#### [Kutipan Dokumen]
★ ★ ★ ★

JAKARTA-Riau12.com - Presiden Emmanuel Macron mengumumkan bahwa Prancis secara resmi akan mengakui Negara Palestina, pada bulan September mendatang.
Dalam sebuah unggahan di platform X, Macron menyampaikan bahwa pengumuman resmi akan dilakukan pada sidang Majelis Umum PBB di New York.
"Kebutuhan mendesak saat ini adalah mengakhiri perang di Gaza dan menyelamatkan penduduk sipil. Perdamaian itu mungkin. Kita membutuhkan gencatan senjata segera, pembebasan semua sandera, dan bantuan kemanusiaan besar-besaran bagi rakyat Gaza," tulis Macron seperti dilansir dari BBC, Jumat (25/7/2025).
Keputusan Macron disambut positif oleh para pejabat Palestina. Sementara itu, Perdana Menteri Israel Benjamin Netanyahu menyebut langkah tersebut sebagai "pemberian imbalan atas teror", merujuk pada serangan Hamas terhadap Israel pada 7 Oktober 2023.
Dalam unggahan di X pada Kamis 24 Juli 2025, Macron menyatakan: “Sesuai dengan komitmen historis Prancis untuk perdamaian yang adil dan langgeng di Timur Tengah, saya telah memutuskan bahwa Prancis akan mengakui Negara Palestina.
"Kita juga harus menjamin demiliterisasi Hamas, serta mengamankan dan membangun kembali Gaza," tulis Macron.
"Terakhir, kita harus membentuk Negara Palestina yang berkelanjutan, memastikan kelangsungannya, dan menjamin bahwa negara tersebut, dengan menerima demiliterisasi dan sepenuhnya mengakui Israel akan berkontribusi terhadap keamanan semua pihak di Timur Tengah. Tidak ada alternatif lain," tuturnya.
Macron juga melampirkan surat kepada Presiden Otoritas Palestina, Mahmoud Abbas, yang menegaskan keputusannya.
Menanggapi pengumuman tersebut, Wakil Presiden Abbas, Hussein al-Sheikh, menyatakan bahwa “sikap ini mencerminkan komitmen Prancis terhadap hukum internasional dan dukungannya terhadap hak rakyat Palestina untuk menentukan nasib sendiri serta membentuk negara merdeka kami,” seperti dikutip kantor berita AFP.
Sementara itu, Netanyahu menulis di X: “Kami mengecam keras keputusan Presiden Macron untuk mengakui Negara Palestina di samping Tel Aviv setelah pembantaian 7 Oktober," tulis Netanyahu.

★ ★ ★ ★

#### [Kumpulan Baris]
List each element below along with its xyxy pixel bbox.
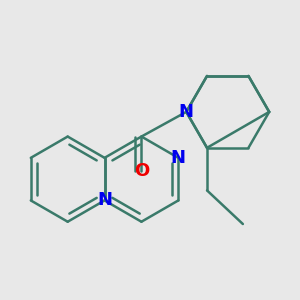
Text: N: N	[179, 103, 194, 121]
Text: N: N	[97, 191, 112, 209]
Text: N: N	[171, 149, 186, 167]
Text: O: O	[134, 162, 149, 180]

★ ★ ★ ★

#### [Tindakan yang Diperlukan]
A - Menurut kutipan dokumen, di mana pengumuman resmi pengakuan Prancis atas Negara Palestina akan dilakukan?
B - Salinlah bagian kutipan dokumen mulai dari "Dalam unggahan di" sampai dengan "yang menegaskan keputusannya.".
Baris-baris di atas merupakan bahan tersendiri yang terpisah dari kutipan dokumen.

#### [Hasil Berurutan]
A - Pada sidang Majelis Umum PBB di New York.

B -
Dalam unggahan di X pada Kamis 24 Juli 2025, Macron menyatakan: “Sesuai dengan komitmen historis Prancis untuk perdamaian yang adil dan langgeng di Timur Tengah, saya telah memutuskan bahwa Prancis akan mengakui Negara Palestina.
"Kita juga harus menjamin demiliterisasi Hamas, serta mengamankan dan membangun kembali Gaza," tulis Macron.
"Terakhir, kita harus membentuk Negara Palestina yang berkelanjutan, memastikan kelangsungannya, dan menjamin bahwa negara tersebut, dengan menerima demiliterisasi dan sepenuhnya mengakui Israel akan berkontribusi terhadap keamanan semua pihak di Timur Tengah. Tidak ada alternatif lain," tuturnya.
Macron juga melampirkan surat kepada Presiden Otoritas Palestina, Mahmoud Abbas, yang menegaskan keputusannya.